# GIVEN REQUEST
Review the listing and copy each line that holds the word "others".

# INPUT RECORDS

----

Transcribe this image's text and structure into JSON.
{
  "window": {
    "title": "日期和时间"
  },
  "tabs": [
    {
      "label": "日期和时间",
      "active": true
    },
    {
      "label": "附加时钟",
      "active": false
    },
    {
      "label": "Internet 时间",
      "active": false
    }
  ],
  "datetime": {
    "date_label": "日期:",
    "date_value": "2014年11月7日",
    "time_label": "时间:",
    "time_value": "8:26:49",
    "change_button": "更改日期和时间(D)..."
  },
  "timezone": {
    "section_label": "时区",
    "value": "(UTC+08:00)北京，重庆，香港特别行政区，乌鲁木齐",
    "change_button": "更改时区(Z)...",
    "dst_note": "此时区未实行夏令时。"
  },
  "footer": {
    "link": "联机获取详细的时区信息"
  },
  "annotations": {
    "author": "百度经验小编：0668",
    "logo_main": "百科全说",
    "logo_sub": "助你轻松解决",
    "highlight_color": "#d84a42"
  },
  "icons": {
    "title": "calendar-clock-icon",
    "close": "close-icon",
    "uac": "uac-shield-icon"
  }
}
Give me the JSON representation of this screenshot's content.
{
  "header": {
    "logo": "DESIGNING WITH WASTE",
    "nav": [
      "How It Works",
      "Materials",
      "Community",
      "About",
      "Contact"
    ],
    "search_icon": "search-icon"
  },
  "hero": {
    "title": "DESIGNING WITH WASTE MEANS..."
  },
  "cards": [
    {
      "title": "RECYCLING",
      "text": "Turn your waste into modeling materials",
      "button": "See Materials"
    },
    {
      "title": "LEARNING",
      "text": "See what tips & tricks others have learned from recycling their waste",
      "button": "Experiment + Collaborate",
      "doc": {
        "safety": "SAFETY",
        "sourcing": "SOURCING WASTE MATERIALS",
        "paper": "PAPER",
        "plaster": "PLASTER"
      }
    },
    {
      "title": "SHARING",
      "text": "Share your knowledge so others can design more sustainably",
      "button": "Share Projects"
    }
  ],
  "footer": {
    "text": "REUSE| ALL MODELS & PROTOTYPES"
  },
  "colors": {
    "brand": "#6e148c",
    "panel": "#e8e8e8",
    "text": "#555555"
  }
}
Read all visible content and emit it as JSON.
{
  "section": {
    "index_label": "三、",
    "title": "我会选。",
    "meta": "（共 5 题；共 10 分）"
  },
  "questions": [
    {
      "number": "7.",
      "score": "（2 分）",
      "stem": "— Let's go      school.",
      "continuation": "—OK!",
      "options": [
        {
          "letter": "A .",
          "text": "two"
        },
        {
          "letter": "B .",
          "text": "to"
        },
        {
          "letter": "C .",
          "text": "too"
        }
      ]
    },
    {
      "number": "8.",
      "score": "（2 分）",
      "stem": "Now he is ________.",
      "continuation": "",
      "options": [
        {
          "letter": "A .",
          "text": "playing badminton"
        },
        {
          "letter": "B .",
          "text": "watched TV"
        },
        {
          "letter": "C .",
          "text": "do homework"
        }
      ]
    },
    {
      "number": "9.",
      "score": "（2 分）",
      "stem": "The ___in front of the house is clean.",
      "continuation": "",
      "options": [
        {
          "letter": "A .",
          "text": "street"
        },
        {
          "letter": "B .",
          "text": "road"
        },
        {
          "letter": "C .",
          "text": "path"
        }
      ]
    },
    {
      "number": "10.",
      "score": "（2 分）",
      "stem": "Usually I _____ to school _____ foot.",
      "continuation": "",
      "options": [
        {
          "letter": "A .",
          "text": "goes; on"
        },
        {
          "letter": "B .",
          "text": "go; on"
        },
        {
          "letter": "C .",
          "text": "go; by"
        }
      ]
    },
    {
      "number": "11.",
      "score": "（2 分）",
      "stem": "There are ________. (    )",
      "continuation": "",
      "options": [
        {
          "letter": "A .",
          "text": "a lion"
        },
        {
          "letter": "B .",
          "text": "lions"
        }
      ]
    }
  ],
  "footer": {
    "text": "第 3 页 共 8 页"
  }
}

----

# RESULT OF THE EXERCISE
      "text": "See what tips & tricks others have learned from recycling their waste",
      "text": "Share your knowledge so others can design more sustainably",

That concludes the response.